Leaving the pictures aside, transcribe every line below exactly.

■ ■ ■

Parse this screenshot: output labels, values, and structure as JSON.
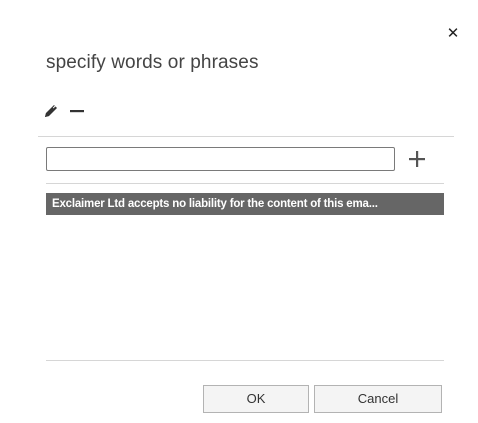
{
  "dialog": {
    "title": "specify words or phrases",
    "close_icon": "close-icon"
  },
  "toolbar": {
    "edit_icon": "pencil-icon",
    "remove_icon": "minus-icon"
  },
  "input": {
    "value": "",
    "placeholder": "",
    "add_icon": "plus-icon"
  },
  "phrases": [
    {
      "text": "Exclaimer Ltd accepts no liability for the content of this ema..."
    }
  ],
  "buttons": {
    "ok_label": "OK",
    "cancel_label": "Cancel"
  },
  "colors": {
    "selected_item_bg": "#666666",
    "selected_item_text": "#ffffff",
    "divider": "#d6d6d6",
    "button_bg": "#f4f4f4"
  }
}
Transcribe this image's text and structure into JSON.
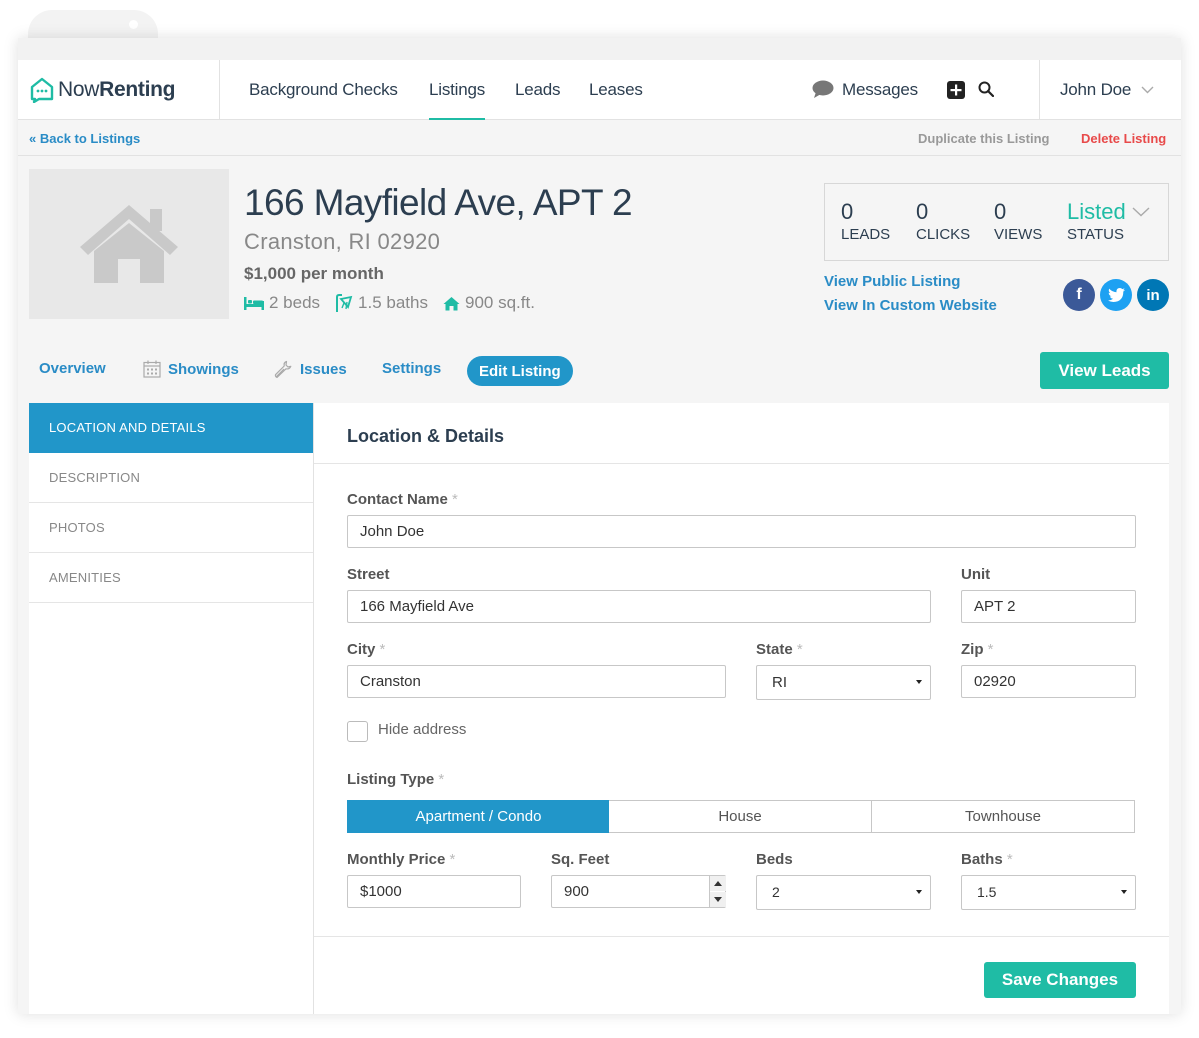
{
  "nav": {
    "logo_now": "Now",
    "logo_renting": "Renting",
    "items": [
      "Background Checks",
      "Listings",
      "Leads",
      "Leases"
    ],
    "active_item": "Listings",
    "messages": "Messages",
    "user": "John Doe"
  },
  "subbar": {
    "back": "« Back to Listings",
    "duplicate": "Duplicate this Listing",
    "delete": "Delete Listing"
  },
  "listing": {
    "address": "166 Mayfield Ave, APT 2",
    "city_line": "Cranston, RI 02920",
    "price": "$1,000 per month",
    "beds": "2 beds",
    "baths": "1.5 baths",
    "sqft": "900 sq.ft."
  },
  "stats": {
    "leads_count": "0",
    "leads_label": "LEADS",
    "clicks_count": "0",
    "clicks_label": "CLICKS",
    "views_count": "0",
    "views_label": "VIEWS",
    "status_value": "Listed",
    "status_label": "STATUS"
  },
  "links": {
    "public": "View Public Listing",
    "custom": "View In Custom Website"
  },
  "social": {
    "facebook": "f",
    "linkedin": "in"
  },
  "tabs": {
    "overview": "Overview",
    "showings": "Showings",
    "issues": "Issues",
    "settings": "Settings",
    "edit": "Edit Listing",
    "view_leads": "View Leads"
  },
  "sidebar": [
    "LOCATION AND DETAILS",
    "DESCRIPTION",
    "PHOTOS",
    "AMENITIES"
  ],
  "form": {
    "heading": "Location & Details",
    "contact_label": "Contact Name",
    "contact_value": "John Doe",
    "street_label": "Street",
    "street_value": "166 Mayfield Ave",
    "unit_label": "Unit",
    "unit_value": "APT 2",
    "city_label": "City",
    "city_value": "Cranston",
    "state_label": "State",
    "state_value": "RI",
    "zip_label": "Zip",
    "zip_value": "02920",
    "hide_address": "Hide address",
    "type_label": "Listing Type",
    "types": [
      "Apartment / Condo",
      "House",
      "Townhouse"
    ],
    "price_label": "Monthly Price",
    "price_value": "$1000",
    "sqft_label": "Sq. Feet",
    "sqft_value": "900",
    "beds_label": "Beds",
    "beds_value": "2",
    "baths_label": "Baths",
    "baths_value": "1.5",
    "required_mark": "*",
    "save": "Save Changes"
  },
  "colors": {
    "accent": "#1fbca5",
    "blue": "#2196c9",
    "link": "#2a8cc6",
    "danger": "#e84a4a"
  }
}
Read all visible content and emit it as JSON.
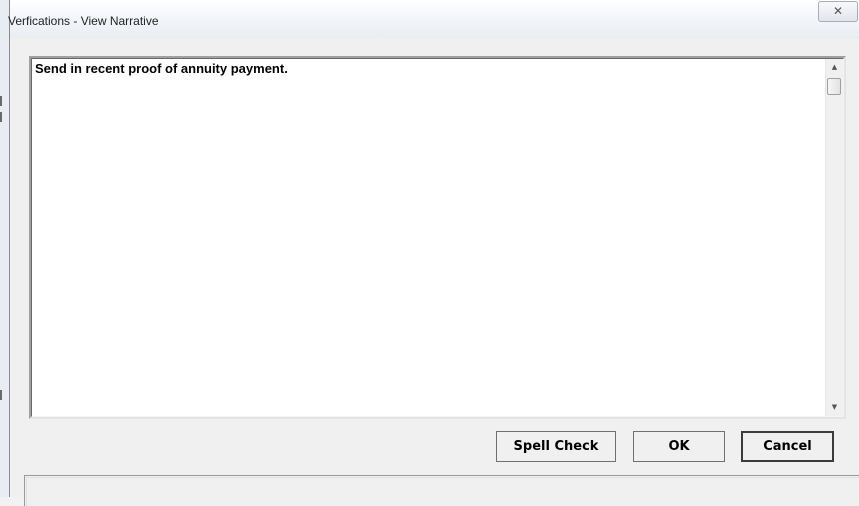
{
  "window": {
    "title": "Verfications - View Narrative",
    "close_glyph": "✕"
  },
  "narrative": {
    "text": "Send in recent proof of annuity payment."
  },
  "scrollbar": {
    "up_glyph": "▲",
    "down_glyph": "▼"
  },
  "buttons": {
    "spell_check": "Spell Check",
    "ok": "OK",
    "cancel": "Cancel"
  }
}
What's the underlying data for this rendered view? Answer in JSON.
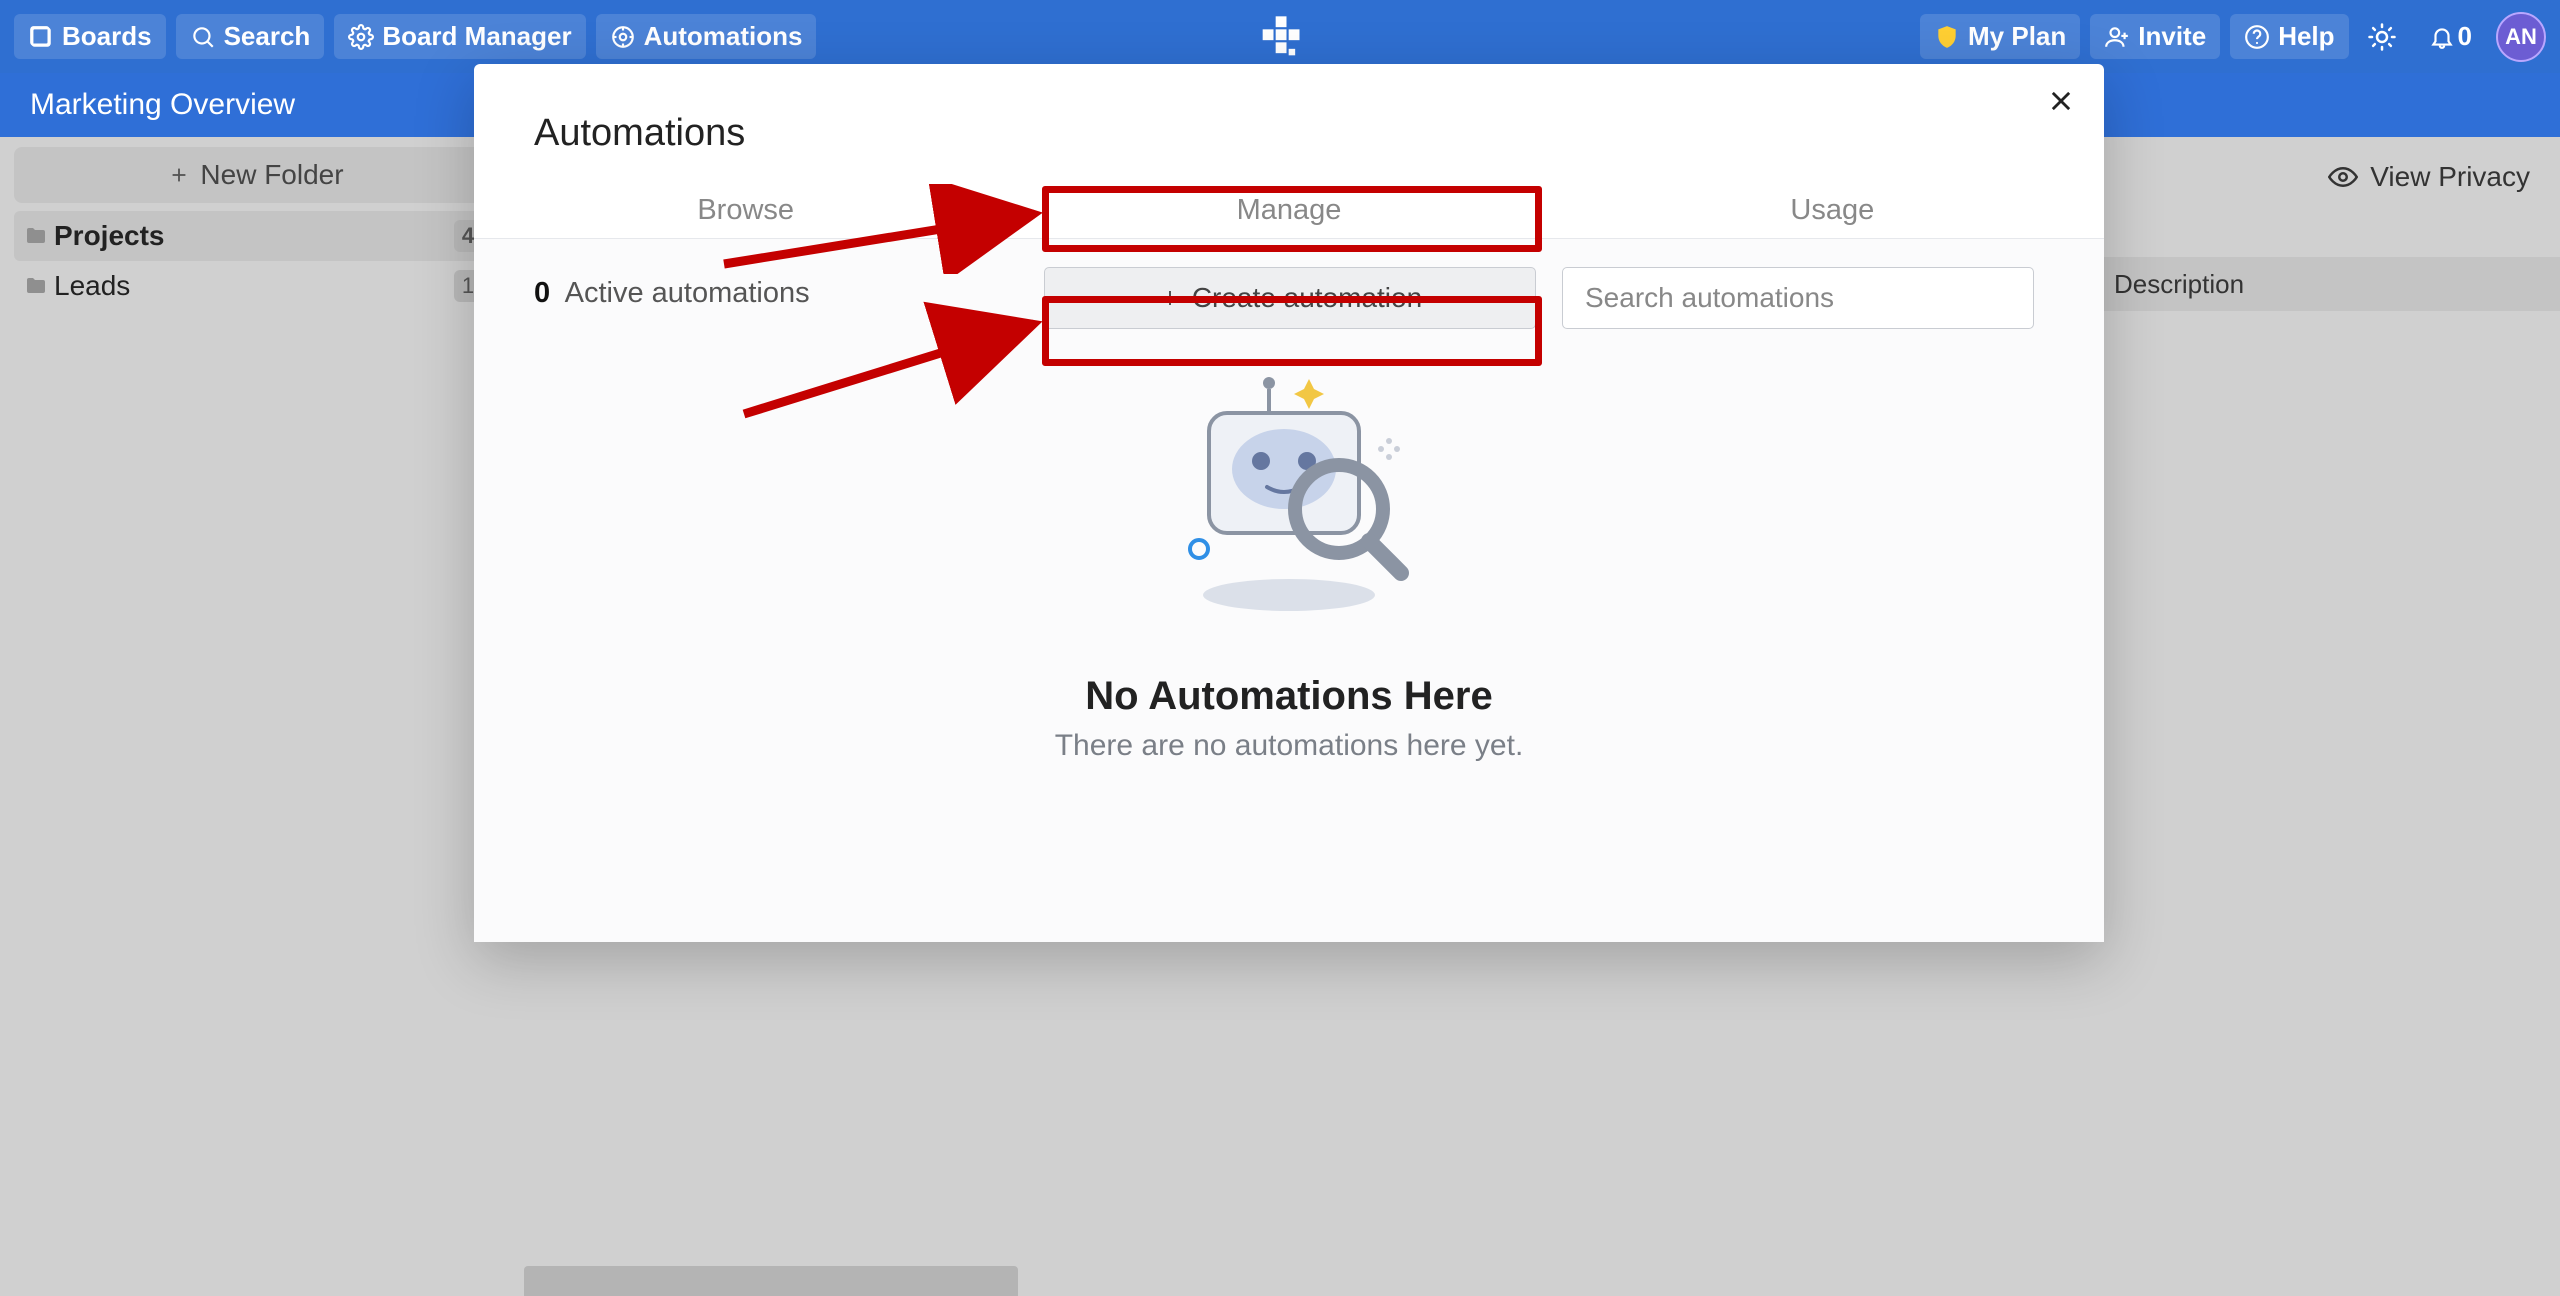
{
  "nav": {
    "boards": "Boards",
    "search": "Search",
    "board_manager": "Board Manager",
    "automations": "Automations",
    "my_plan": "My Plan",
    "invite": "Invite",
    "help": "Help",
    "notif_count": "0",
    "avatar": "AN"
  },
  "subnav": {
    "title": "Marketing Overview"
  },
  "sidebar": {
    "new_folder": "New Folder",
    "items": [
      {
        "label": "Projects",
        "count": "4"
      },
      {
        "label": "Leads",
        "count": "1"
      }
    ]
  },
  "main": {
    "view_privacy": "View Privacy",
    "column_header": "Description"
  },
  "modal": {
    "title": "Automations",
    "tabs": {
      "browse": "Browse",
      "manage": "Manage",
      "usage": "Usage"
    },
    "active_count": "0",
    "active_label": "Active automations",
    "create_label": "Create automation",
    "search_placeholder": "Search automations",
    "empty_title": "No Automations Here",
    "empty_sub": "There are no automations here yet."
  }
}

■ ■ ■

■ REPLY:
Parse this screenshot: output labels, values, and structure as JSON.
{
  "dialog": {
    "title": "specify words or phrases",
    "close_icon": "close-icon"
  },
  "toolbar": {
    "edit_icon": "pencil-icon",
    "remove_icon": "minus-icon"
  },
  "input": {
    "value": "",
    "placeholder": "",
    "add_icon": "plus-icon"
  },
  "phrases": [
    {
      "text": "Exclaimer Ltd accepts no liability for the content of this ema..."
    }
  ],
  "buttons": {
    "ok_label": "OK",
    "cancel_label": "Cancel"
  },
  "colors": {
    "selected_item_bg": "#666666",
    "selected_item_text": "#ffffff",
    "divider": "#d6d6d6",
    "button_bg": "#f4f4f4"
  }
}
Transcribe this image's text and structure into JSON.
{
  "nav": {
    "logo_now": "Now",
    "logo_renting": "Renting",
    "items": [
      "Background Checks",
      "Listings",
      "Leads",
      "Leases"
    ],
    "active_item": "Listings",
    "messages": "Messages",
    "user": "John Doe"
  },
  "subbar": {
    "back": "« Back to Listings",
    "duplicate": "Duplicate this Listing",
    "delete": "Delete Listing"
  },
  "listing": {
    "address": "166 Mayfield Ave, APT 2",
    "city_line": "Cranston, RI 02920",
    "price": "$1,000 per month",
    "beds": "2 beds",
    "baths": "1.5 baths",
    "sqft": "900 sq.ft."
  },
  "stats": {
    "leads_count": "0",
    "leads_label": "LEADS",
    "clicks_count": "0",
    "clicks_label": "CLICKS",
    "views_count": "0",
    "views_label": "VIEWS",
    "status_value": "Listed",
    "status_label": "STATUS"
  },
  "links": {
    "public": "View Public Listing",
    "custom": "View In Custom Website"
  },
  "social": {
    "facebook": "f",
    "linkedin": "in"
  },
  "tabs": {
    "overview": "Overview",
    "showings": "Showings",
    "issues": "Issues",
    "settings": "Settings",
    "edit": "Edit Listing",
    "view_leads": "View Leads"
  },
  "sidebar": [
    "LOCATION AND DETAILS",
    "DESCRIPTION",
    "PHOTOS",
    "AMENITIES"
  ],
  "form": {
    "heading": "Location & Details",
    "contact_label": "Contact Name",
    "contact_value": "John Doe",
    "street_label": "Street",
    "street_value": "166 Mayfield Ave",
    "unit_label": "Unit",
    "unit_value": "APT 2",
    "city_label": "City",
    "city_value": "Cranston",
    "state_label": "State",
    "state_value": "RI",
    "zip_label": "Zip",
    "zip_value": "02920",
    "hide_address": "Hide address",
    "type_label": "Listing Type",
    "types": [
      "Apartment / Condo",
      "House",
      "Townhouse"
    ],
    "price_label": "Monthly Price",
    "price_value": "$1000",
    "sqft_label": "Sq. Feet",
    "sqft_value": "900",
    "beds_label": "Beds",
    "beds_value": "2",
    "baths_label": "Baths",
    "baths_value": "1.5",
    "required_mark": "*",
    "save": "Save Changes"
  },
  "colors": {
    "accent": "#1fbca5",
    "blue": "#2196c9",
    "link": "#2a8cc6",
    "danger": "#e84a4a"
  }
}
Read all visible content and emit it as JSON.
{
  "window": {
    "title": "Verfications - View Narrative",
    "close_glyph": "✕"
  },
  "narrative": {
    "text": "Send in recent proof of annuity payment."
  },
  "scrollbar": {
    "up_glyph": "▲",
    "down_glyph": "▼"
  },
  "buttons": {
    "spell_check": "Spell Check",
    "ok": "OK",
    "cancel": "Cancel"
  }
}
What's the underlying data for this rendered view? Answer in JSON.
{
  "nav": {
    "boards": "Boards",
    "search": "Search",
    "board_manager": "Board Manager",
    "automations": "Automations",
    "my_plan": "My Plan",
    "invite": "Invite",
    "help": "Help",
    "notif_count": "0",
    "avatar": "AN"
  },
  "subnav": {
    "title": "Marketing Overview"
  },
  "sidebar": {
    "new_folder": "New Folder",
    "items": [
      {
        "label": "Projects",
        "count": "4"
      },
      {
        "label": "Leads",
        "count": "1"
      }
    ]
  },
  "main": {
    "view_privacy": "View Privacy",
    "column_header": "Description"
  },
  "modal": {
    "title": "Automations",
    "tabs": {
      "browse": "Browse",
      "manage": "Manage",
      "usage": "Usage"
    },
    "active_count": "0",
    "active_label": "Active automations",
    "create_label": "Create automation",
    "search_placeholder": "Search automations",
    "empty_title": "No Automations Here",
    "empty_sub": "There are no automations here yet."
  }
}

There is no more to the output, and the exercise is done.